**OBJECTIVES**:
1 – Reproduce the passage of the art review from "Balas and Hempel" up to and including "to making art.".
2 – Transcribe the lines of the layout region records from the line with "x-tick-label: 12hr_2(Cy5) —" up to and including the line with "bar — [500, 245, 524, 486]".
** Begin DOCUMENT TEXT **
Balas and Hempel live and work together and sometimes even look for inspiration in the same semi-nude artist models. But each takes an explicitly personal approach to making art.
Born in Chicago in 1955, Balas began his formal art training in the 1970s, studying design at the Illinois Institute of Technology and receiving his BFA and MFA from Northern Illinois University. He first exhibited locally in 1986 in the Lucy Lippard-curated Image Wars at Denver's long-defunct Center for Idea Art. That show was a milestone for contemporary art in Denver, not only because it was a hotbed of political artists like Balas, who had something to say about the issues of the day, but also because of Lippard's stewardship. The New York critic and art historian, then a part-time resident of Boulder, was the reigning maharanee of the local political-correctness movement in the fine arts. She proved it by exercising her prerogative as curator to throw out of the show a very politically incorrect piece by another artist--the right move, since the work romanticized the Nazis.
Lippard selected Balas for Image Wars because he was part of a emerging movement of artists who added narrative content to their work by combining the written word with a variety of recognizable images. These artists were working against the formalism that had dominated several decades' worth of painting, and they violated the tenets of formalism in three distinct ways: Their work was not abstract; there was a specific message to it; and words were included to enhance meaning. But though Balas's works carried political messages, their content was intentionally ambiguous. Unlike the artist with the pro-Nazi piece, it was sometimes hard to tell just what Balas was saying. (Not surprisingly, Lippard left him alone.)
All of this is still true of Balas's paintings more than ten years later. But he has shown remarkable progress, even in the two years since his last Robischon show. The eight paintings that occupy the large front room at Robischon indicate a major stylistic breakthrough for Balas. And though not unrelated to his earlier work, the paintings in The Marriage of History and Fiction more consciously reflect the influence of pop culture, or--more to the point--pop art.
** End DOCUMENT TEXT **
** Begin TASK INPUT **
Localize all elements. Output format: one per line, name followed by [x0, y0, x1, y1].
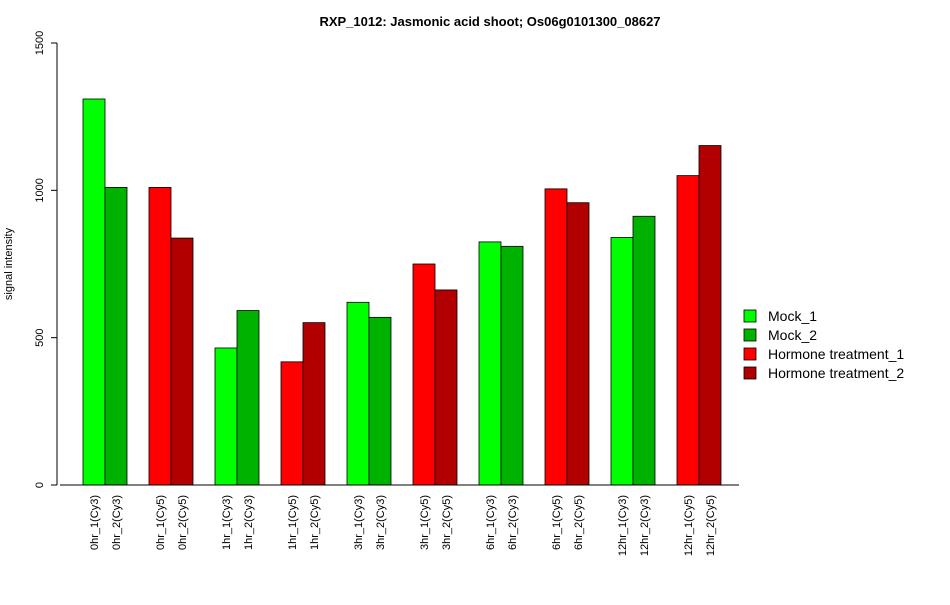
x-tick-label: 12hr_2(Cy5) — [705, 495, 717, 556]
bar — [280, 361, 304, 486]
bar — [434, 289, 458, 486]
bar — [478, 241, 502, 486]
bar — [676, 175, 700, 486]
x-tick-label: 1hr_2(Cy3) — [243, 495, 255, 550]
y-axis-label: signal intensity — [3, 227, 15, 300]
bar — [500, 245, 524, 486]
x-tick-label: 3hr_2(Cy5) — [441, 495, 453, 550]
legend-label: Hormone treatment_1 — [768, 346, 904, 362]
bar — [148, 186, 172, 486]
legend-label: Mock_1 — [768, 308, 817, 324]
legend-swatch — [743, 366, 757, 380]
y-tick-label: 0 — [34, 482, 46, 488]
bar — [610, 237, 634, 486]
x-tick-label: 0hr_2(Cy5) — [177, 495, 189, 550]
legend-swatch — [743, 309, 757, 323]
bars — [82, 98, 722, 486]
bar — [412, 263, 436, 486]
bar — [368, 316, 392, 486]
legend-label: Mock_2 — [768, 327, 817, 343]
y-tick-label: 1500 — [34, 31, 46, 55]
x-tick-label: 12hr_1(Cy3) — [617, 495, 629, 556]
bar — [236, 310, 260, 486]
bar — [170, 237, 194, 486]
legend-swatch — [743, 347, 757, 361]
x-tick-label: 1hr_1(Cy3) — [221, 495, 233, 550]
x-tick-label: 1hr_2(Cy5) — [309, 495, 321, 550]
x-tick-label: 3hr_2(Cy3) — [375, 495, 387, 550]
bar — [214, 347, 238, 486]
bar — [104, 186, 128, 486]
x-tick-label: 1hr_1(Cy5) — [287, 495, 299, 550]
legend: Mock_1 Mock_2 Hormone treatment_1 Hormone t… — [743, 308, 904, 381]
bar — [346, 301, 370, 486]
chart-title: RXP_1012: Jasmonic acid shoot; Os06g0101… — [319, 14, 660, 29]
x-tick-labels: 0hr_1(Cy3) 0hr_2(Cy3) 0hr_1(Cy5) 0hr_2(Cy5)… — [89, 495, 717, 556]
x-tick-label: 6hr_1(Cy3) — [485, 495, 497, 550]
bar — [632, 215, 656, 486]
y-axis: 0 500 1000 1500 — [34, 31, 58, 488]
legend-swatch — [743, 328, 757, 342]
y-tick-label: 500 — [34, 328, 46, 346]
bar — [302, 322, 326, 486]
x-tick-label: 6hr_2(Cy3) — [507, 495, 519, 550]
bar — [698, 145, 722, 486]
bar — [82, 98, 106, 486]
x-tick-label: 6hr_1(Cy5) — [551, 495, 563, 550]
x-tick-label: 0hr_1(Cy3) — [89, 495, 101, 550]
x-tick-label: 0hr_2(Cy3) — [111, 495, 123, 550]
y-tick-label: 1000 — [34, 178, 46, 202]
x-tick-label: 12hr_2(Cy3) — [639, 495, 651, 556]
x-tick-label: 3hr_1(Cy5) — [419, 495, 431, 550]
x-tick-label: 3hr_1(Cy3) — [353, 495, 365, 550]
x-tick-label: 6hr_2(Cy5) — [573, 495, 585, 550]
bar — [544, 188, 568, 486]
legend-label: Hormone treatment_2 — [768, 365, 904, 381]
bar — [566, 202, 590, 486]
x-tick-label: 12hr_1(Cy5) — [683, 495, 695, 556]
x-tick-label: 0hr_1(Cy5) — [155, 495, 167, 550]
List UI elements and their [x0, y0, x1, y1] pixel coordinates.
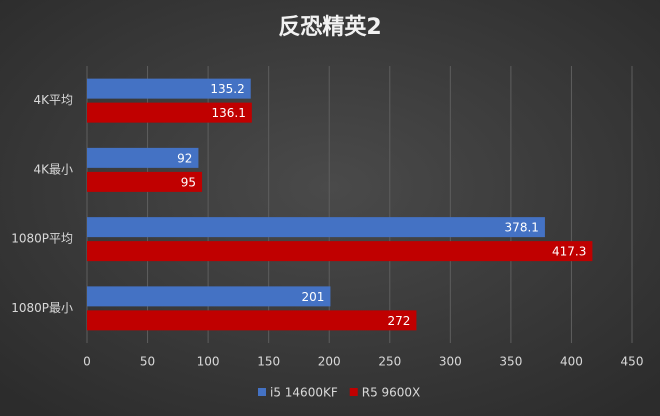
x-tick-label: 250 [378, 355, 401, 369]
bar [87, 78, 251, 99]
bar [87, 286, 331, 307]
x-tick-label: 150 [257, 355, 280, 369]
value-label: 417.3 [552, 245, 586, 259]
bar [87, 147, 199, 168]
legend-label: i5 14600KF [270, 386, 338, 400]
bar [87, 102, 252, 123]
x-tick-label: 0 [83, 355, 91, 369]
chart-title: 反恐精英2 [278, 14, 381, 40]
value-label: 272 [388, 314, 411, 328]
value-label: 95 [181, 175, 196, 189]
x-tick-label: 400 [560, 355, 583, 369]
y-tick-label: 1080P平均 [11, 232, 73, 246]
x-tick-label: 300 [439, 355, 462, 369]
x-tick-label: 350 [499, 355, 522, 369]
y-tick-label: 1080P最小 [11, 301, 73, 315]
value-label: 136.1 [211, 106, 245, 120]
value-label: 135.2 [210, 82, 244, 96]
bar [87, 310, 417, 331]
bar [87, 241, 593, 262]
value-label: 378.1 [505, 221, 539, 235]
legend-swatch [349, 388, 358, 396]
value-label: 201 [302, 290, 325, 304]
y-tick-label: 4K最小 [33, 162, 73, 176]
x-tick-label: 200 [318, 355, 341, 369]
y-tick-label: 4K平均 [33, 93, 73, 107]
x-tick-label: 100 [197, 355, 220, 369]
legend-label: R5 9600X [362, 386, 421, 400]
value-label: 92 [177, 151, 192, 165]
legend-swatch [258, 388, 266, 396]
x-tick-label: 50 [140, 355, 155, 369]
bar [87, 217, 545, 238]
x-tick-label: 450 [621, 355, 644, 369]
bar [87, 171, 203, 192]
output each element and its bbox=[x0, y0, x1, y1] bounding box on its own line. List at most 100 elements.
** End TASK INPUT **
**TASK RESPONSES**:
1 –
Balas and Hempel live and work together and sometimes even look for inspiration in the same semi-nude artist models. But each takes an explicitly personal approach to making art.

2 –
x-tick-label: 12hr_2(Cy5) — [705, 495, 717, 556]
bar — [280, 361, 304, 486]
bar — [434, 289, 458, 486]
bar — [478, 241, 502, 486]
bar — [676, 175, 700, 486]
x-tick-label: 1hr_2(Cy3) — [243, 495, 255, 550]
y-axis-label: signal intensity — [3, 227, 15, 300]
bar — [500, 245, 524, 486]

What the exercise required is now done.